[start Records provided]
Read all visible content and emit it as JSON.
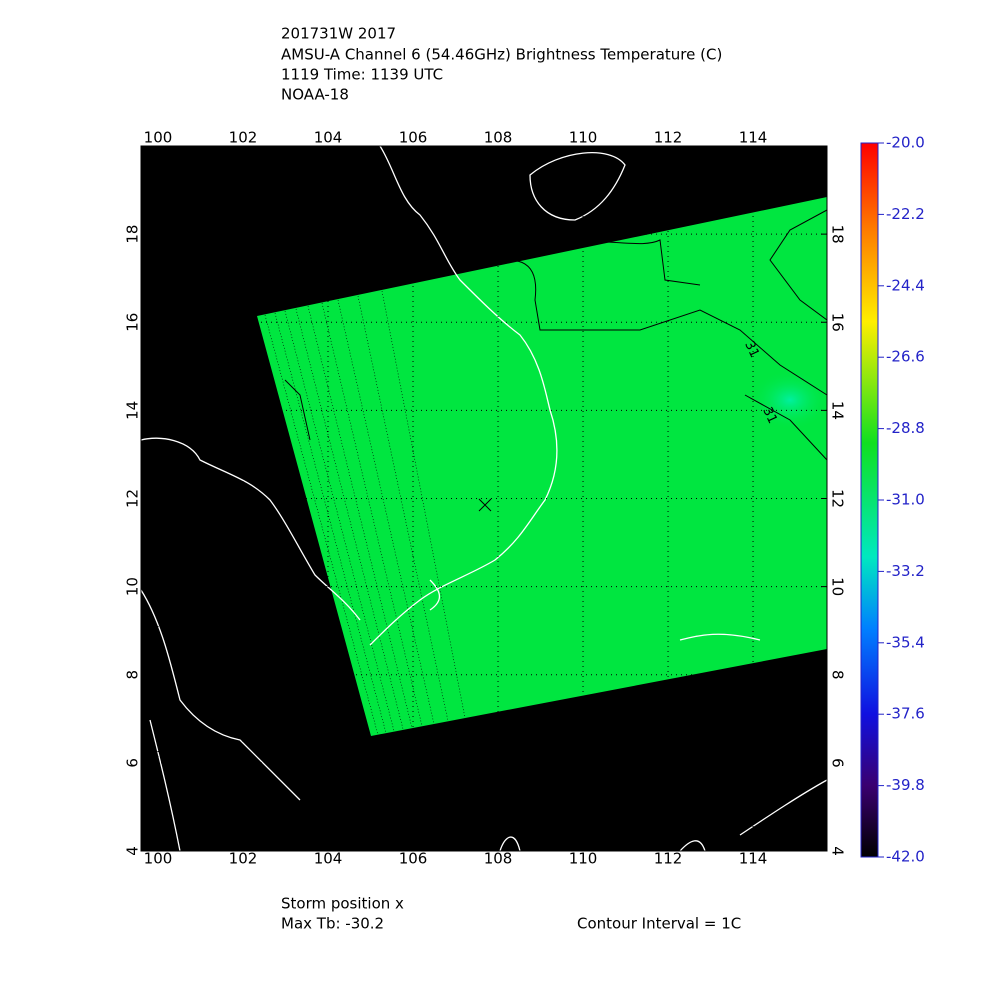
{
  "header": {
    "title_lines": [
      "201731W 2017",
      "AMSU-A Channel 6 (54.46GHz) Brightness Temperature (C)",
      "1119 Time: 1139 UTC",
      "NOAA-18"
    ]
  },
  "map": {
    "lon_range": [
      99.6,
      115.74
    ],
    "lat_range": [
      4,
      20
    ],
    "lon_ticks": [
      100,
      102,
      104,
      106,
      108,
      110,
      112,
      114
    ],
    "lat_ticks": [
      4,
      6,
      8,
      10,
      12,
      14,
      16,
      18
    ],
    "contour_labels": [
      "31",
      "31"
    ]
  },
  "colorbar": {
    "range": [
      -20,
      -42
    ],
    "ticks": [
      {
        "value": -20,
        "label": "-20.0"
      },
      {
        "value": -22.2,
        "label": "-22.2"
      },
      {
        "value": -24.4,
        "label": "-24.4"
      },
      {
        "value": -26.6,
        "label": "-26.6"
      },
      {
        "value": -28.8,
        "label": "-28.8"
      },
      {
        "value": -31,
        "label": "-31.0"
      },
      {
        "value": -33.2,
        "label": "-33.2"
      },
      {
        "value": -35.4,
        "label": "-35.4"
      },
      {
        "value": -37.6,
        "label": "-37.6"
      },
      {
        "value": -39.8,
        "label": "-39.8"
      },
      {
        "value": -42,
        "label": "-42.0"
      }
    ]
  },
  "footer": {
    "storm_position": "Storm position x",
    "max_tb": "Max Tb: -30.2",
    "contour_interval": "Contour Interval = 1C"
  }
}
[end Records provided]
(Problem to work on): Copy out each line of the records where the string "value" appears.

(Correct answer):
        "value": -20,
        "value": -22.2,
        "value": -24.4,
        "value": -26.6,
        "value": -28.8,
        "value": -31,
        "value": -33.2,
        "value": -35.4,
        "value": -37.6,
        "value": -39.8,
        "value": -42,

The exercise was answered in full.